Description of the task
All of the material below is to be restated word for word, apart from the pictures.

Data
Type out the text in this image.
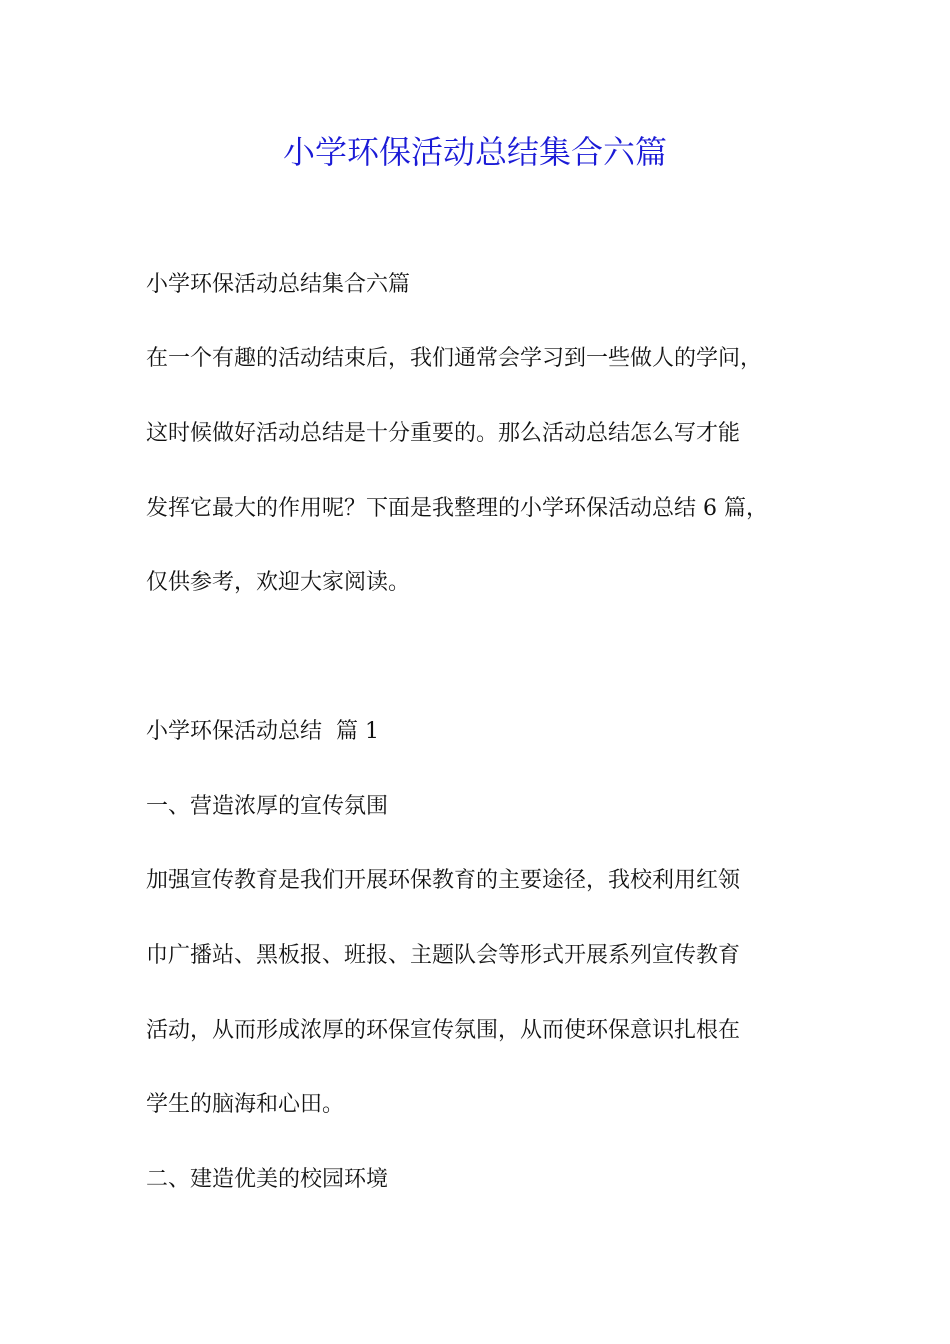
小学环保活动总结集合六篇

小学环保活动总结集合六篇

在一个有趣的活动结束后，我们通常会学习到一些做人的学问，

这时候做好活动总结是十分重要的。那么活动总结怎么写才能

发挥它最大的作用呢？下面是我整理的小学环保活动总结 6 篇，

仅供参考，欢迎大家阅读。

小学环保活动总结  篇 1

一、营造浓厚的宣传氛围

加强宣传教育是我们开展环保教育的主要途径，我校利用红领

巾广播站、黑板报、班报、主题队会等形式开展系列宣传教育

活动，从而形成浓厚的环保宣传氛围，从而使环保意识扎根在

学生的脑海和心田。

二、建造优美的校园环境
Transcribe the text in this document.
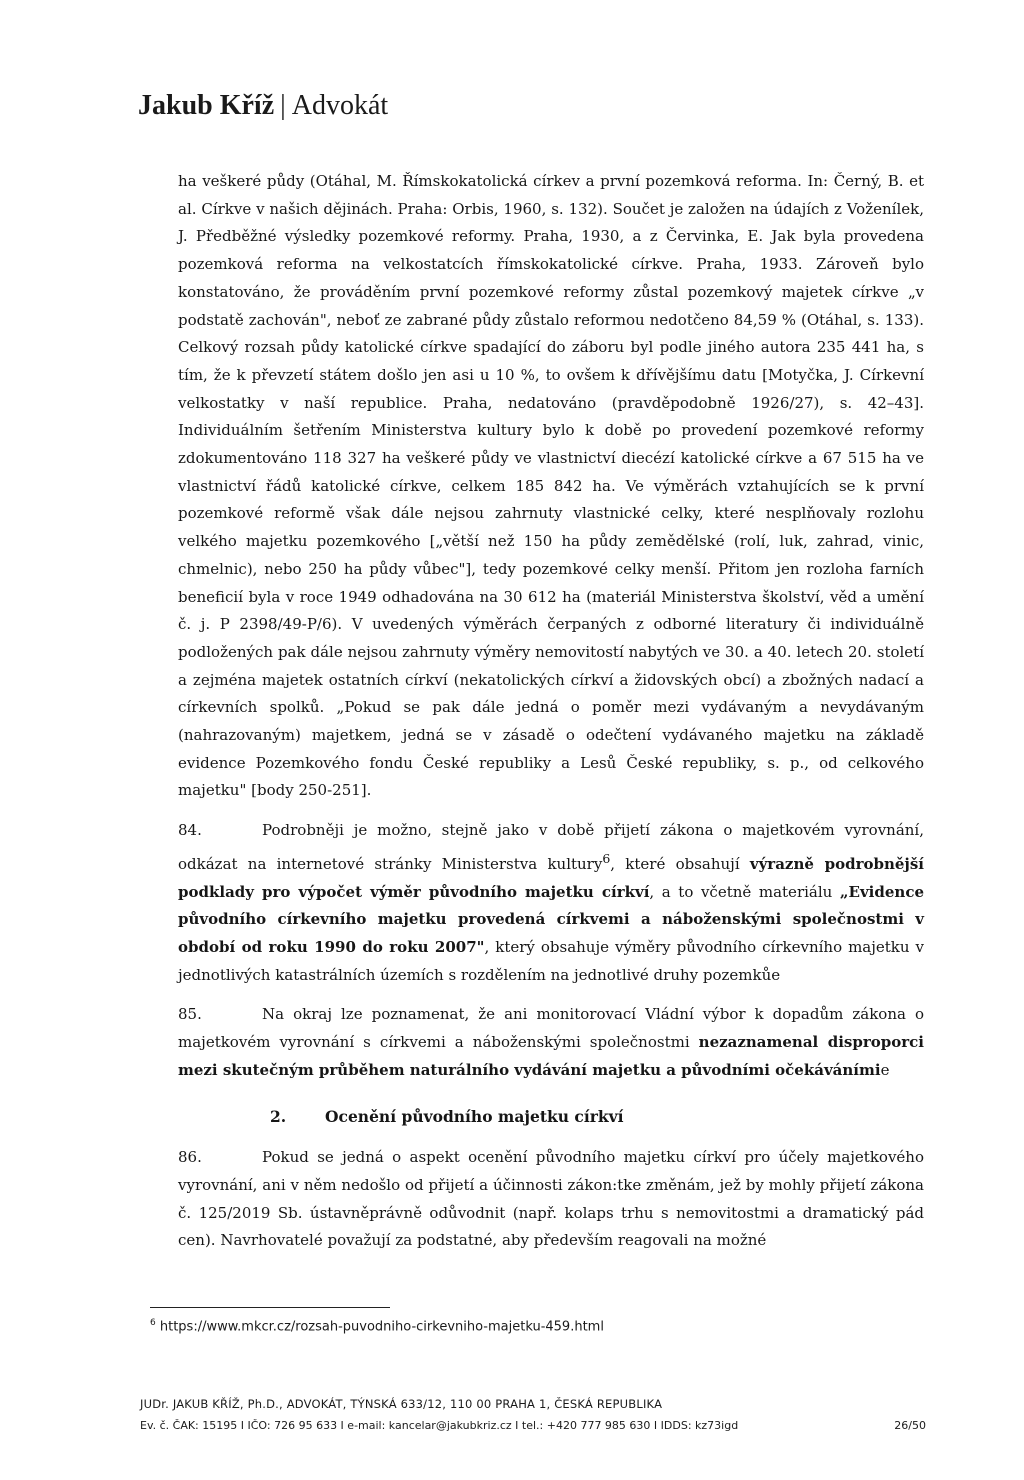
Jakub Kříž | Advokát

ha veškeré půdy (Otáhal, M. Římskokatolická církev a první pozemková reforma. In: Černý, B. et al. Církve v našich dějinách. Praha: Orbis, 1960, s. 132). Součet je založen na údajích z Voženílek, J. Předběžné výsledky pozemkové reformy. Praha, 1930, a z Červinka, E. Jak byla provedena pozemková reforma na velkostatcích římskokatolické církve. Praha, 1933. Zároveň bylo konstatováno, že prováděním první pozemkové reformy zůstal pozemkový majetek církve „v podstatě zachován", neboť ze zabrané půdy zůstalo reformou nedotčeno 84,59 % (Otáhal, s. 133). Celkový rozsah půdy katolické církve spadající do záboru byl podle jiného autora 235 441 ha, s tím, že k převzetí státem došlo jen asi u 10 %, to ovšem k dřívějšímu datu [Motyčka, J. Církevní velkostatky v naší republice. Praha, nedatováno (pravděpodobně 1926/27), s. 42–43]. Individuálním šetřením Ministerstva kultury bylo k době po provedení pozemkové reformy zdokumentováno 118 327 ha veškeré půdy ve vlastnictví diecézí katolické církve a 67 515 ha ve vlastnictví řádů katolické církve, celkem 185 842 ha. Ve výměrách vztahujících se k první pozemkové reformě však dále nejsou zahrnuty vlastnické celky, které nesplňovaly rozlohu velkého majetku pozemkového [„větší než 150 ha půdy zemědělské (rolí, luk, zahrad, vinic, chmelnic), nebo 250 ha půdy vůbec"], tedy pozemkové celky menší. Přitom jen rozloha farních beneficií byla v roce 1949 odhadována na 30 612 ha (materiál Ministerstva školství, věd a umění č. j. P 2398/49-P/6). V uvedených výměrách čerpaných z odborné literatury či individuálně podložených pak dále nejsou zahrnuty výměry nemovitostí nabytých ve 30. a 40. letech 20. století a zejména majetek ostatních církví (nekatolických církví a židovských obcí) a zbožných nadací a církevních spolků. „Pokud se pak dále jedná o poměr mezi vydávaným a nevydávaným (nahrazovaným) majetkem, jedná se v zásadě o odečtení vydávaného majetku na základě evidence Pozemkového fondu České republiky a Lesů České republiky, s. p., od celkového majetku" [body 250-251].

84.	Podrobněji je možno, stejně jako v době přijetí zákona o majetkovém vyrovnání, odkázat na internetové stránky Ministerstva kultury$^6$, které obsahují výrazně podrobnější podklady pro výpočet výměr původního majetku církví, a to včetně materiálu „Evidence původního církevního majetku provedená církvemi a náboženskými společnostmi v období od roku 1990 do roku 2007", který obsahuje výměry původního církevního majetku v jednotlivých katastrálních územích s rozdělením na jednotlivé druhy pozemkůe

85.	Na okraj lze poznamenat, že ani monitorovací Vládní výbor k dopadům zákona o majetkovém vyrovnání s církvemi a náboženskými společnostmi nezaznamenal disproporci mezi skutečným průběhem naturálního vydávání majetku a původními očekávánímie

2.	Ocenění původního majetku církví

86.	Pokud se jedná o aspekt ocenění původního majetku církví pro účely majetkového vyrovnání, ani v něm nedošlo od přijetí a účinnosti zákon:tke změnám, jež by mohly přijetí zákona č. 125/2019 Sb. ústavněprávně odůvodnit (např. kolaps trhu s nemovitostmi a dramatický pád cen). Navrhovatelé považují za podstatné, aby především reagovali na možné

$^6$ https://www.mkcr.cz/rozsah-puvodniho-cirkevniho-majetku-459.html
JUDr. JAKUB KŘÍŽ, Ph.D., ADVOKÁT, TÝNSKÁ 633/12, 110 00 PRAHA 1, ČESKÁ REPUBLIKA
Ev. č. ČAK: 15195 I IČO: 726 95 633 I e-mail: kancelar@jakubkriz.cz I tel.: +420 777 985 630 I IDDS: kz73igd	26/50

Response
Type out the text in this image.
小学环保活动总结集合六篇

小学环保活动总结集合六篇

在一个有趣的活动结束后，我们通常会学习到一些做人的学问，

这时候做好活动总结是十分重要的。那么活动总结怎么写才能

发挥它最大的作用呢？下面是我整理的小学环保活动总结 6 篇，

仅供参考，欢迎大家阅读。

小学环保活动总结  篇 1

一、营造浓厚的宣传氛围

加强宣传教育是我们开展环保教育的主要途径，我校利用红领

巾广播站、黑板报、班报、主题队会等形式开展系列宣传教育

活动，从而形成浓厚的环保宣传氛围，从而使环保意识扎根在

学生的脑海和心田。

二、建造优美的校园环境
Transcribe the text in this document.
Jakub Kříž | Advokát

ha veškeré půdy (Otáhal, M. Římskokatolická církev a první pozemková reforma. In: Černý, B. et al. Církve v našich dějinách. Praha: Orbis, 1960, s. 132). Součet je založen na údajích z Voženílek, J. Předběžné výsledky pozemkové reformy. Praha, 1930, a z Červinka, E. Jak byla provedena pozemková reforma na velkostatcích římskokatolické církve. Praha, 1933. Zároveň bylo konstatováno, že prováděním první pozemkové reformy zůstal pozemkový majetek církve „v podstatě zachován", neboť ze zabrané půdy zůstalo reformou nedotčeno 84,59 % (Otáhal, s. 133). Celkový rozsah půdy katolické církve spadající do záboru byl podle jiného autora 235 441 ha, s tím, že k převzetí státem došlo jen asi u 10 %, to ovšem k dřívějšímu datu [Motyčka, J. Církevní velkostatky v naší republice. Praha, nedatováno (pravděpodobně 1926/27), s. 42–43]. Individuálním šetřením Ministerstva kultury bylo k době po provedení pozemkové reformy zdokumentováno 118 327 ha veškeré půdy ve vlastnictví diecézí katolické církve a 67 515 ha ve vlastnictví řádů katolické církve, celkem 185 842 ha. Ve výměrách vztahujících se k první pozemkové reformě však dále nejsou zahrnuty vlastnické celky, které nesplňovaly rozlohu velkého majetku pozemkového [„větší než 150 ha půdy zemědělské (rolí, luk, zahrad, vinic, chmelnic), nebo 250 ha půdy vůbec"], tedy pozemkové celky menší. Přitom jen rozloha farních beneficií byla v roce 1949 odhadována na 30 612 ha (materiál Ministerstva školství, věd a umění č. j. P 2398/49-P/6). V uvedených výměrách čerpaných z odborné literatury či individuálně podložených pak dále nejsou zahrnuty výměry nemovitostí nabytých ve 30. a 40. letech 20. století a zejména majetek ostatních církví (nekatolických církví a židovských obcí) a zbožných nadací a církevních spolků. „Pokud se pak dále jedná o poměr mezi vydávaným a nevydávaným (nahrazovaným) majetkem, jedná se v zásadě o odečtení vydávaného majetku na základě evidence Pozemkového fondu České republiky a Lesů České republiky, s. p., od celkového majetku" [body 250-251].

84.	Podrobněji je možno, stejně jako v době přijetí zákona o majetkovém vyrovnání, odkázat na internetové stránky Ministerstva kultury$^6$, které obsahují výrazně podrobnější podklady pro výpočet výměr původního majetku církví, a to včetně materiálu „Evidence původního církevního majetku provedená církvemi a náboženskými společnostmi v období od roku 1990 do roku 2007", který obsahuje výměry původního církevního majetku v jednotlivých katastrálních územích s rozdělením na jednotlivé druhy pozemkůe

85.	Na okraj lze poznamenat, že ani monitorovací Vládní výbor k dopadům zákona o majetkovém vyrovnání s církvemi a náboženskými společnostmi nezaznamenal disproporci mezi skutečným průběhem naturálního vydávání majetku a původními očekávánímie

2.	Ocenění původního majetku církví

86.	Pokud se jedná o aspekt ocenění původního majetku církví pro účely majetkového vyrovnání, ani v něm nedošlo od přijetí a účinnosti zákon:tke změnám, jež by mohly přijetí zákona č. 125/2019 Sb. ústavněprávně odůvodnit (např. kolaps trhu s nemovitostmi a dramatický pád cen). Navrhovatelé považují za podstatné, aby především reagovali na možné

$^6$ https://www.mkcr.cz/rozsah-puvodniho-cirkevniho-majetku-459.html
JUDr. JAKUB KŘÍŽ, Ph.D., ADVOKÁT, TÝNSKÁ 633/12, 110 00 PRAHA 1, ČESKÁ REPUBLIKA
Ev. č. ČAK: 15195 I IČO: 726 95 633 I e-mail: kancelar@jakubkriz.cz I tel.: +420 777 985 630 I IDDS: kz73igd	26/50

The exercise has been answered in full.